[Action item]
Nothing but an exact reproduction of the records, pictures excluded, should be returned.

[Data section]

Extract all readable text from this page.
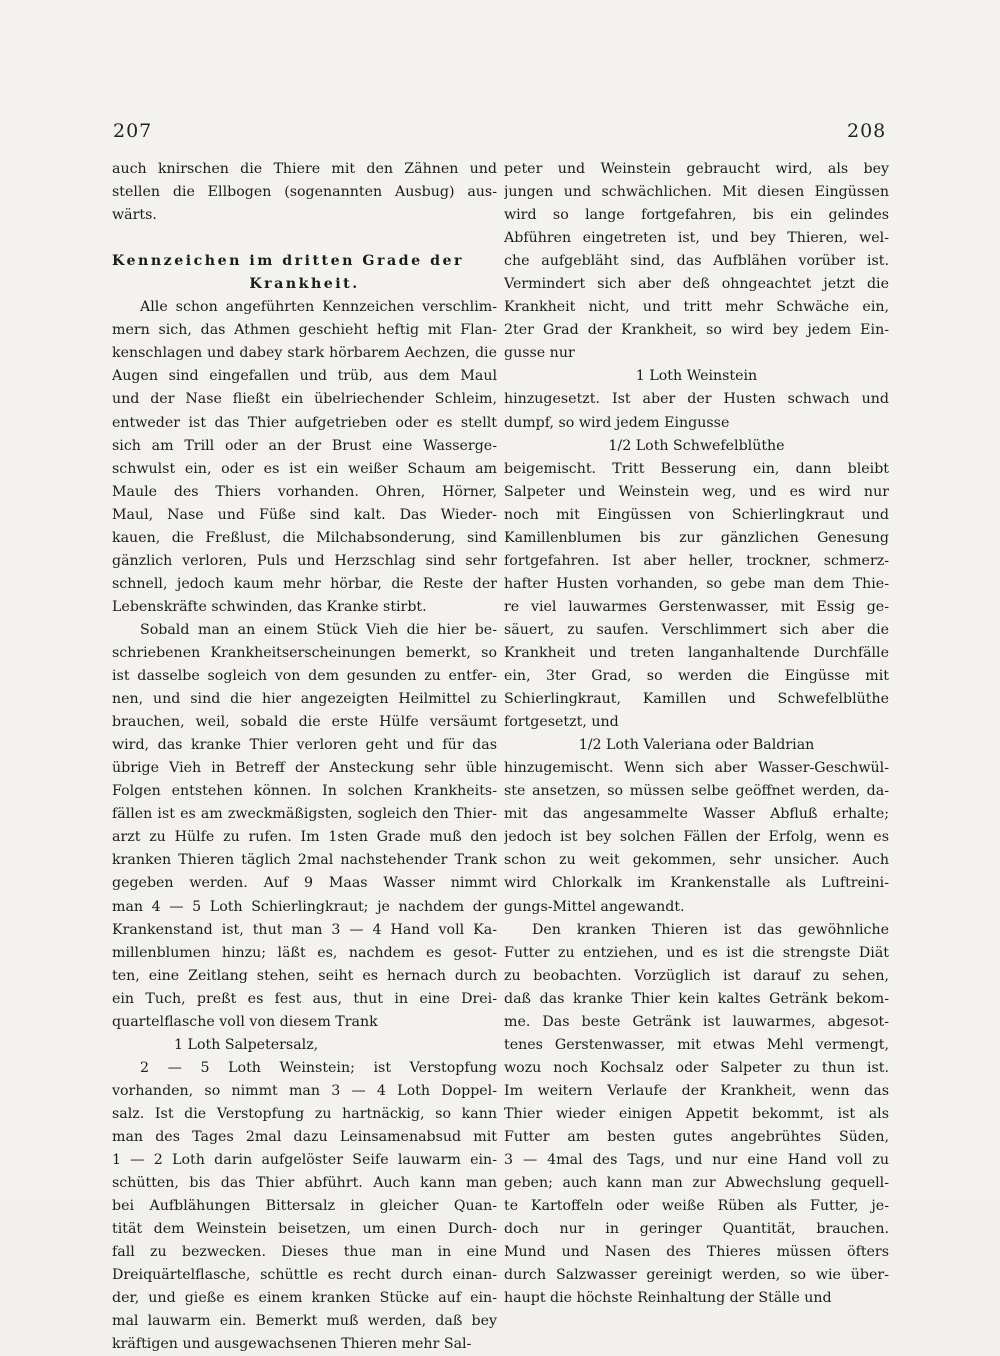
207	208
auch knirschen die Thiere mit den Zähnen und
stellen die Ellbogen (sogenannten Ausbug) aus-
wärts.
Kennzeichen im dritten Grade der
Krankheit.
Alle schon angeführten Kennzeichen verschlim-
mern sich, das Athmen geschieht heftig mit Flan-
kenschlagen und dabey stark hörbarem Aechzen, die
Augen sind eingefallen und trüb, aus dem Maul
und der Nase fließt ein übelriechender Schleim,
entweder ist das Thier aufgetrieben oder es stellt
sich am Trill oder an der Brust eine Wasserge-
schwulst ein, oder es ist ein weißer Schaum am
Maule des Thiers vorhanden. Ohren, Hörner,
Maul, Nase und Füße sind kalt. Das Wieder-
kauen, die Freßlust, die Milchabsonderung, sind
gänzlich verloren, Puls und Herzschlag sind sehr
schnell, jedoch kaum mehr hörbar, die Reste der
Lebenskräfte schwinden, das Kranke stirbt.
Sobald man an einem Stück Vieh die hier be-
schriebenen Krankheitserscheinungen bemerkt, so
ist dasselbe sogleich von dem gesunden zu entfer-
nen, und sind die hier angezeigten Heilmittel zu
brauchen, weil, sobald die erste Hülfe versäumt
wird, das kranke Thier verloren geht und für das
übrige Vieh in Betreff der Ansteckung sehr üble
Folgen entstehen können. In solchen Krankheits-
fällen ist es am zweckmäßigsten, sogleich den Thier-
arzt zu Hülfe zu rufen. Im 1sten Grade muß den
kranken Thieren täglich 2mal nachstehender Trank
gegeben werden. Auf 9 Maas Wasser nimmt
man 4 — 5 Loth Schierlingkraut; je nachdem der
Krankenstand ist, thut man 3 — 4 Hand voll Ka-
millenblumen hinzu; läßt es, nachdem es gesot-
ten, eine Zeitlang stehen, seiht es hernach durch
ein Tuch, preßt es fest aus, thut in eine Drei-
quartelflasche voll von diesem Trank
1 Loth Salpetersalz,
2 — 5 Loth Weinstein; ist Verstopfung
vorhanden, so nimmt man 3 — 4 Loth Doppel-
salz. Ist die Verstopfung zu hartnäckig, so kann
man des Tages 2mal dazu Leinsamenabsud mit
1 — 2 Loth darin aufgelöster Seife lauwarm ein-
schütten, bis das Thier abführt. Auch kann man
bei Aufblähungen Bittersalz in gleicher Quan-
tität dem Weinstein beisetzen, um einen Durch-
fall zu bezwecken. Dieses thue man in eine
Dreiquärtelflasche, schüttle es recht durch einan-
der, und gieße es einem kranken Stücke auf ein-
mal lauwarm ein. Bemerkt muß werden, daß bey
kräftigen und ausgewachsenen Thieren mehr Sal-
peter und Weinstein gebraucht wird, als bey
jungen und schwächlichen. Mit diesen Eingüssen
wird so lange fortgefahren, bis ein gelindes
Abführen eingetreten ist, und bey Thieren, wel-
che aufgebläht sind, das Aufblähen vorüber ist.
Vermindert sich aber deß ohngeachtet jetzt die
Krankheit nicht, und tritt mehr Schwäche ein,
2ter Grad der Krankheit, so wird bey jedem Ein-
gusse nur
1 Loth Weinstein
hinzugesetzt. Ist aber der Husten schwach und
dumpf, so wird jedem Eingusse
1/2 Loth Schwefelblüthe
beigemischt. Tritt Besserung ein, dann bleibt
Salpeter und Weinstein weg, und es wird nur
noch mit Eingüssen von Schierlingkraut und
Kamillenblumen bis zur gänzlichen Genesung
fortgefahren. Ist aber heller, trockner, schmerz-
hafter Husten vorhanden, so gebe man dem Thie-
re viel lauwarmes Gerstenwasser, mit Essig ge-
säuert, zu saufen. Verschlimmert sich aber die
Krankheit und treten langanhaltende Durchfälle
ein, 3ter Grad, so werden die Eingüsse mit
Schierlingkraut, Kamillen und Schwefelblüthe
fortgesetzt, und
1/2 Loth Valeriana oder Baldrian
hinzugemischt. Wenn sich aber Wasser-Geschwül-
ste ansetzen, so müssen selbe geöffnet werden, da-
mit das angesammelte Wasser Abfluß erhalte;
jedoch ist bey solchen Fällen der Erfolg, wenn es
schon zu weit gekommen, sehr unsicher. Auch
wird Chlorkalk im Krankenstalle als Luftreini-
gungs-Mittel angewandt.
Den kranken Thieren ist das gewöhnliche
Futter zu entziehen, und es ist die strengste Diät
zu beobachten. Vorzüglich ist darauf zu sehen,
daß das kranke Thier kein kaltes Getränk bekom-
me. Das beste Getränk ist lauwarmes, abgesot-
tenes Gerstenwasser, mit etwas Mehl vermengt,
wozu noch Kochsalz oder Salpeter zu thun ist.
Im weitern Verlaufe der Krankheit, wenn das
Thier wieder einigen Appetit bekommt, ist als
Futter am besten gutes angebrühtes Süden,
3 — 4mal des Tags, und nur eine Hand voll zu
geben; auch kann man zur Abwechslung gequell-
te Kartoffeln oder weiße Rüben als Futter, je-
doch nur in geringer Quantität, brauchen.
Mund und Nasen des Thieres müssen öfters
durch Salzwasser gereinigt werden, so wie über-
haupt die höchste Reinhaltung der Ställe und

[Solution for this task]
Extract all readable text from this page.
207	208
auch knirschen die Thiere mit den Zähnen und
stellen die Ellbogen (sogenannten Ausbug) aus-
wärts.
Kennzeichen im dritten Grade der
Krankheit.
Alle schon angeführten Kennzeichen verschlim-
mern sich, das Athmen geschieht heftig mit Flan-
kenschlagen und dabey stark hörbarem Aechzen, die
Augen sind eingefallen und trüb, aus dem Maul
und der Nase fließt ein übelriechender Schleim,
entweder ist das Thier aufgetrieben oder es stellt
sich am Trill oder an der Brust eine Wasserge-
schwulst ein, oder es ist ein weißer Schaum am
Maule des Thiers vorhanden. Ohren, Hörner,
Maul, Nase und Füße sind kalt. Das Wieder-
kauen, die Freßlust, die Milchabsonderung, sind
gänzlich verloren, Puls und Herzschlag sind sehr
schnell, jedoch kaum mehr hörbar, die Reste der
Lebenskräfte schwinden, das Kranke stirbt.
Sobald man an einem Stück Vieh die hier be-
schriebenen Krankheitserscheinungen bemerkt, so
ist dasselbe sogleich von dem gesunden zu entfer-
nen, und sind die hier angezeigten Heilmittel zu
brauchen, weil, sobald die erste Hülfe versäumt
wird, das kranke Thier verloren geht und für das
übrige Vieh in Betreff der Ansteckung sehr üble
Folgen entstehen können. In solchen Krankheits-
fällen ist es am zweckmäßigsten, sogleich den Thier-
arzt zu Hülfe zu rufen. Im 1sten Grade muß den
kranken Thieren täglich 2mal nachstehender Trank
gegeben werden. Auf 9 Maas Wasser nimmt
man 4 — 5 Loth Schierlingkraut; je nachdem der
Krankenstand ist, thut man 3 — 4 Hand voll Ka-
millenblumen hinzu; läßt es, nachdem es gesot-
ten, eine Zeitlang stehen, seiht es hernach durch
ein Tuch, preßt es fest aus, thut in eine Drei-
quartelflasche voll von diesem Trank
1 Loth Salpetersalz,
2 — 5 Loth Weinstein; ist Verstopfung
vorhanden, so nimmt man 3 — 4 Loth Doppel-
salz. Ist die Verstopfung zu hartnäckig, so kann
man des Tages 2mal dazu Leinsamenabsud mit
1 — 2 Loth darin aufgelöster Seife lauwarm ein-
schütten, bis das Thier abführt. Auch kann man
bei Aufblähungen Bittersalz in gleicher Quan-
tität dem Weinstein beisetzen, um einen Durch-
fall zu bezwecken. Dieses thue man in eine
Dreiquärtelflasche, schüttle es recht durch einan-
der, und gieße es einem kranken Stücke auf ein-
mal lauwarm ein. Bemerkt muß werden, daß bey
kräftigen und ausgewachsenen Thieren mehr Sal-
peter und Weinstein gebraucht wird, als bey
jungen und schwächlichen. Mit diesen Eingüssen
wird so lange fortgefahren, bis ein gelindes
Abführen eingetreten ist, und bey Thieren, wel-
che aufgebläht sind, das Aufblähen vorüber ist.
Vermindert sich aber deß ohngeachtet jetzt die
Krankheit nicht, und tritt mehr Schwäche ein,
2ter Grad der Krankheit, so wird bey jedem Ein-
gusse nur
1 Loth Weinstein
hinzugesetzt. Ist aber der Husten schwach und
dumpf, so wird jedem Eingusse
1/2 Loth Schwefelblüthe
beigemischt. Tritt Besserung ein, dann bleibt
Salpeter und Weinstein weg, und es wird nur
noch mit Eingüssen von Schierlingkraut und
Kamillenblumen bis zur gänzlichen Genesung
fortgefahren. Ist aber heller, trockner, schmerz-
hafter Husten vorhanden, so gebe man dem Thie-
re viel lauwarmes Gerstenwasser, mit Essig ge-
säuert, zu saufen. Verschlimmert sich aber die
Krankheit und treten langanhaltende Durchfälle
ein, 3ter Grad, so werden die Eingüsse mit
Schierlingkraut, Kamillen und Schwefelblüthe
fortgesetzt, und
1/2 Loth Valeriana oder Baldrian
hinzugemischt. Wenn sich aber Wasser-Geschwül-
ste ansetzen, so müssen selbe geöffnet werden, da-
mit das angesammelte Wasser Abfluß erhalte;
jedoch ist bey solchen Fällen der Erfolg, wenn es
schon zu weit gekommen, sehr unsicher. Auch
wird Chlorkalk im Krankenstalle als Luftreini-
gungs-Mittel angewandt.
Den kranken Thieren ist das gewöhnliche
Futter zu entziehen, und es ist die strengste Diät
zu beobachten. Vorzüglich ist darauf zu sehen,
daß das kranke Thier kein kaltes Getränk bekom-
me. Das beste Getränk ist lauwarmes, abgesot-
tenes Gerstenwasser, mit etwas Mehl vermengt,
wozu noch Kochsalz oder Salpeter zu thun ist.
Im weitern Verlaufe der Krankheit, wenn das
Thier wieder einigen Appetit bekommt, ist als
Futter am besten gutes angebrühtes Süden,
3 — 4mal des Tags, und nur eine Hand voll zu
geben; auch kann man zur Abwechslung gequell-
te Kartoffeln oder weiße Rüben als Futter, je-
doch nur in geringer Quantität, brauchen.
Mund und Nasen des Thieres müssen öfters
durch Salzwasser gereinigt werden, so wie über-
haupt die höchste Reinhaltung der Ställe und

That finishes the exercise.